**Dataset entries**
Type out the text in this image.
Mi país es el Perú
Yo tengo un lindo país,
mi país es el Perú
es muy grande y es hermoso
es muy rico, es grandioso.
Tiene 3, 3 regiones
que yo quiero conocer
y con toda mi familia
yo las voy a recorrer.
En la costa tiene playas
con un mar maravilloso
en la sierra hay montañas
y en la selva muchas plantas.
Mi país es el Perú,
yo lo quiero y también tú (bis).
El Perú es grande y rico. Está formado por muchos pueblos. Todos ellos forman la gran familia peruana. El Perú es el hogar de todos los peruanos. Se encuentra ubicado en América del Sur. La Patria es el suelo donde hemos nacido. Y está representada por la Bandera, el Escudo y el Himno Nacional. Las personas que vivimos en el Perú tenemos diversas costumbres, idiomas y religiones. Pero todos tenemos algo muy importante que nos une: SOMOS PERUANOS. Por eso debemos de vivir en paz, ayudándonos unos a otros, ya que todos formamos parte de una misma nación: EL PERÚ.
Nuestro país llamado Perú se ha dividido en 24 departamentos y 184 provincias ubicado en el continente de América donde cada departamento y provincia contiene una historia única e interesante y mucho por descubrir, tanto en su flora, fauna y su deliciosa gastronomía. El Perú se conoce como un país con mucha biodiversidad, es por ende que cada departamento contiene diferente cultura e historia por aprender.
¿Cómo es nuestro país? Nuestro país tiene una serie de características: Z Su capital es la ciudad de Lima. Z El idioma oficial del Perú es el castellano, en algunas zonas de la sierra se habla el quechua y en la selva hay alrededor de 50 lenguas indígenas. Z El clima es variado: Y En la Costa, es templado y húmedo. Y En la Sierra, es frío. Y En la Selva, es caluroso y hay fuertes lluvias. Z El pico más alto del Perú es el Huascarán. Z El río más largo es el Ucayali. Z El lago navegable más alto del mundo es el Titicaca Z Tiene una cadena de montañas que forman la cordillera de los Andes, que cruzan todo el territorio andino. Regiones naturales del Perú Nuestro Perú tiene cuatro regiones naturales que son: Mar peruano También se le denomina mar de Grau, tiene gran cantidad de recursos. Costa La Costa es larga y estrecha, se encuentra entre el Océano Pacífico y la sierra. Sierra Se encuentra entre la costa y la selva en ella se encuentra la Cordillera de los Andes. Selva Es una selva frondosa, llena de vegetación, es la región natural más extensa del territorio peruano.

**Exercise**
Across the records, count the lines holding the string "montañas". Give the number and stop.

**Correct answer**
2